Arrange the lines starting at "user-name-line: 张云龙 fouber" and ending at "tab-counter: 0 [347, 24, 368, 44]" into a Markdown table with two columns, Row and Line. Number each row and leave out any blank lines.

Records to process

======

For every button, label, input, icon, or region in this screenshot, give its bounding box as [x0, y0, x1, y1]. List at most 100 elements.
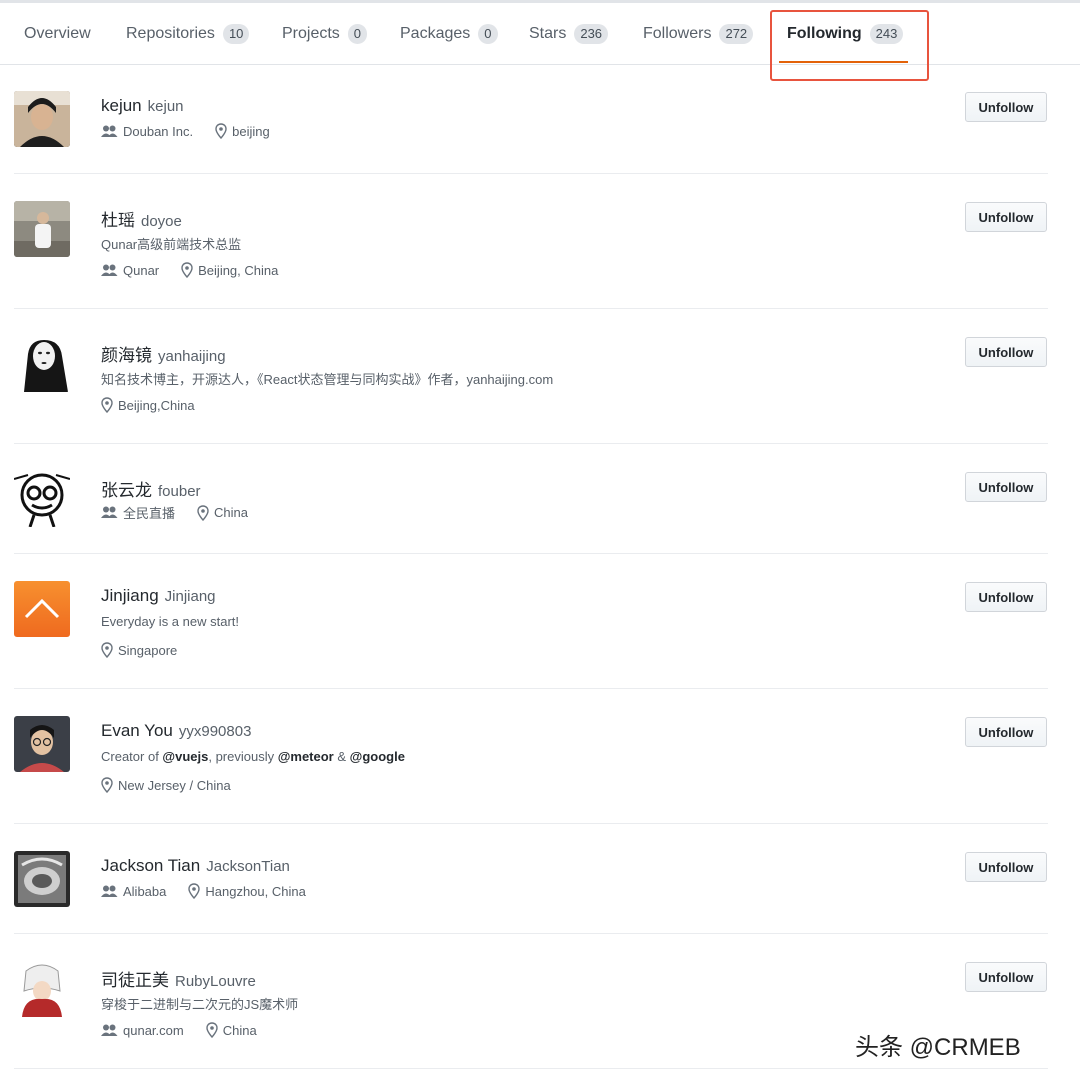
user-name-line: 张云龙 fouber [101, 476, 201, 501]
display-name[interactable]: Jinjiang [101, 586, 159, 605]
company-name: 全民直播 [123, 506, 176, 521]
username[interactable]: RubyLouvre [175, 973, 256, 990]
location-pin-icon [101, 777, 113, 793]
unfollow-button[interactable]: Unfollow [965, 582, 1047, 612]
row-divider [14, 308, 1048, 309]
location: Hangzhou, China [188, 883, 306, 899]
user-bio: Creator of @vuejs, previously @meteor & … [101, 749, 405, 764]
unfollow-button[interactable]: Unfollow [965, 852, 1047, 882]
tab-label: Overview [24, 25, 91, 42]
avatar[interactable] [14, 716, 70, 772]
location-name: Beijing, China [198, 262, 279, 278]
location: New Jersey / China [101, 777, 231, 793]
username[interactable]: fouber [158, 483, 201, 500]
location-pin-icon [197, 504, 209, 521]
location-pin-icon [188, 883, 201, 899]
user-meta: 全民直播 China [101, 503, 270, 522]
location-pin-icon [215, 123, 227, 139]
unfollow-button[interactable]: Unfollow [965, 962, 1047, 992]
user-meta: New Jersey / China [101, 777, 253, 793]
display-name[interactable]: Jackson Tian [101, 856, 200, 875]
avatar[interactable] [14, 336, 70, 392]
company: Qunar [101, 263, 159, 278]
company: qunar.com [101, 1023, 184, 1038]
people-icon [101, 264, 118, 276]
user-name-line: Jinjiang Jinjiang [101, 586, 216, 606]
company: 全民直播 [101, 503, 175, 522]
display-name[interactable]: Evan You [101, 721, 173, 740]
user-bio: 知名技术博主，开源达人，《React状态管理与同构实战》作者，yanhaijin… [101, 372, 554, 387]
location-pin-icon [101, 397, 113, 413]
user-name-line: 颜海镜 yanhaijing [101, 341, 226, 366]
org-mention-link[interactable]: @vuejs [162, 749, 208, 764]
location-name: Hangzhou, China [205, 883, 306, 899]
avatar[interactable] [14, 851, 70, 907]
company: Alibaba [101, 884, 166, 899]
user-meta: Singapore [101, 642, 199, 658]
tab-label: Stars [529, 25, 567, 42]
avatar[interactable] [14, 581, 70, 637]
username[interactable]: yyx990803 [179, 723, 252, 740]
avatar[interactable] [14, 201, 70, 257]
row-divider [14, 933, 1048, 934]
user-bio: 穿梭于二进制与二次元的JS魔术师 [101, 997, 299, 1012]
org-mention-link[interactable]: @google [350, 749, 405, 764]
location-name: China [214, 505, 248, 520]
location-name: Beijing,China [118, 397, 195, 413]
tab-counter: 0 [347, 24, 368, 44]
tab-followers[interactable]: Followers 272 [643, 3, 754, 65]
username[interactable]: JacksonTian [206, 858, 290, 875]
tab-counter: 10 [222, 24, 250, 44]
tab-label: Repositories [126, 25, 215, 42]
display-name[interactable]: 颜海镜 [101, 346, 152, 365]
username[interactable]: doyoe [141, 213, 182, 230]
tab-label: Packages [400, 25, 471, 42]
unfollow-button[interactable]: Unfollow [965, 337, 1047, 367]
row-divider [14, 688, 1048, 689]
display-name[interactable]: kejun [101, 96, 142, 115]
row-divider [14, 443, 1048, 444]
user-meta: Douban Inc. beijing [101, 123, 292, 139]
tab-label: Projects [282, 25, 340, 42]
tab-overview[interactable]: Overview [24, 3, 91, 65]
bio-text: Creator of [101, 749, 163, 764]
unfollow-button[interactable]: Unfollow [965, 717, 1047, 747]
location-name: beijing [232, 123, 270, 139]
bio-text: & [333, 749, 350, 764]
user-meta: Alibaba Hangzhou, China [101, 883, 328, 899]
username[interactable]: Jinjiang [165, 588, 216, 605]
location-pin-icon [101, 642, 113, 658]
username[interactable]: yanhaijing [158, 348, 226, 365]
tab-counter: 272 [719, 24, 754, 44]
location: beijing [215, 123, 270, 139]
avatar[interactable] [14, 471, 70, 527]
display-name[interactable]: 张云龙 [101, 481, 152, 500]
user-name-line: kejun kejun [101, 96, 184, 116]
org-mention-link[interactable]: @meteor [278, 749, 334, 764]
people-icon [101, 125, 118, 137]
display-name[interactable]: 杜瑶 [101, 211, 135, 230]
unfollow-button[interactable]: Unfollow [965, 472, 1047, 502]
location-pin-icon [181, 262, 193, 278]
people-icon [101, 1024, 118, 1036]
user-name-line: 司徒正美 RubyLouvre [101, 966, 256, 991]
people-icon [101, 506, 118, 518]
display-name[interactable]: 司徒正美 [101, 971, 169, 990]
user-meta: Qunar Beijing, China [101, 262, 300, 278]
user-name-line: 杜瑶 doyoe [101, 206, 182, 231]
tab-packages[interactable]: Packages 0 [400, 3, 498, 65]
row-divider [14, 1068, 1048, 1069]
company-name: qunar.com [123, 1022, 184, 1038]
user-meta: Beijing,China [101, 397, 217, 413]
row-divider [14, 173, 1048, 174]
location: Beijing,China [101, 397, 195, 413]
location-pin-icon [206, 1022, 218, 1038]
unfollow-button[interactable]: Unfollow [965, 202, 1047, 232]
tab-stars[interactable]: Stars 236 [529, 3, 609, 65]
tab-projects[interactable]: Projects 0 [282, 3, 368, 65]
tab-repositories[interactable]: Repositories 10 [126, 3, 250, 65]
avatar[interactable] [14, 91, 70, 147]
unfollow-button[interactable]: Unfollow [965, 92, 1047, 122]
username[interactable]: kejun [148, 98, 184, 115]
avatar[interactable] [14, 961, 70, 1017]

======

Output for this task
| Row | Line |
|---|---|
| 1 | user-name-line: 张云龙 fouber [101, 476, 201, 501] |
| 2 | display-name[interactable]: Jinjiang [101, 586, 159, 605] |
| 3 | company-name: 全民直播 [123, 506, 176, 521] |
| 4 | username[interactable]: RubyLouvre [175, 973, 256, 990] |
| 5 | location-pin-icon [101, 777, 113, 793] |
| 6 | unfollow-button[interactable]: Unfollow [965, 582, 1047, 612] |
| 7 | row-divider [14, 308, 1048, 309] |
| 8 | location: Hangzhou, China [188, 883, 306, 899] |
| 9 | user-bio: Creator of @vuejs, previously @meteor & … [101, 749, 405, 764] |
| 10 | unfollow-button[interactable]: Unfollow [965, 852, 1047, 882] |
| 11 | tab-label: Overview [24, 25, 91, 42] |
| 12 | avatar[interactable] [14, 716, 70, 772] |
| 13 | location-name: Beijing, China [198, 262, 279, 278] |
| 14 | location: New Jersey / China [101, 777, 231, 793] |
| 15 | username[interactable]: fouber [158, 483, 201, 500] |
| 16 | location-pin-icon [197, 504, 209, 521] |
| 17 | location-pin-icon [188, 883, 201, 899] |
| 18 | user-meta: 全民直播 China [101, 503, 270, 522] |
| 19 | location-pin-icon [215, 123, 227, 139] |
| 20 | unfollow-button[interactable]: Unfollow [965, 962, 1047, 992] |
| 21 | user-meta: New Jersey / China [101, 777, 253, 793] |
| 22 | display-name[interactable]: Jackson Tian [101, 856, 200, 875] |
| 23 | avatar[interactable] [14, 336, 70, 392] |
| 24 | company: Qunar [101, 263, 159, 278] |
| 25 | company: qunar.com [101, 1023, 184, 1038] |
| 26 | people-icon [101, 264, 118, 276] |
| 27 | user-name-line: Jinjiang Jinjiang [101, 586, 216, 606] |
| 28 | company: 全民直播 [101, 503, 175, 522] |
| 29 | display-name[interactable]: Evan You [101, 721, 173, 740] |
| 30 | user-bio: 知名技术博主，开源达人，《React状态管理与同构实战》作者，yanhaijin… [101, 372, 554, 387] |
| 31 | location-pin-icon [101, 397, 113, 413] |
| 32 | user-name-line: 颜海镜 yanhaijing [101, 341, 226, 366] |
| 33 | org-mention-link[interactable]: @vuejs [162, 749, 208, 764] |
| 34 | location-name: Hangzhou, China [205, 883, 306, 899] |
| 35 | avatar[interactable] [14, 851, 70, 907] |
| 36 | company: Alibaba [101, 884, 166, 899] |
| 37 | user-meta: Singapore [101, 642, 199, 658] |
| 38 | tab-label: Stars [529, 25, 567, 42] |
| 39 | avatar[interactable] [14, 581, 70, 637] |
| 40 | username[interactable]: yyx990803 [179, 723, 252, 740] |
| 41 | avatar[interactable] [14, 201, 70, 257] |
| 42 | row-divider [14, 933, 1048, 934] |
| 43 | user-bio: 穿梭于二进制与二次元的JS魔术师 [101, 997, 299, 1012] |
| 44 | org-mention-link[interactable]: @google [350, 749, 405, 764] |
| 45 | location-name: China [214, 505, 248, 520] |
| 46 | location-name: Beijing,China [118, 397, 195, 413] |
| 47 | tab-counter: 0 [347, 24, 368, 44] |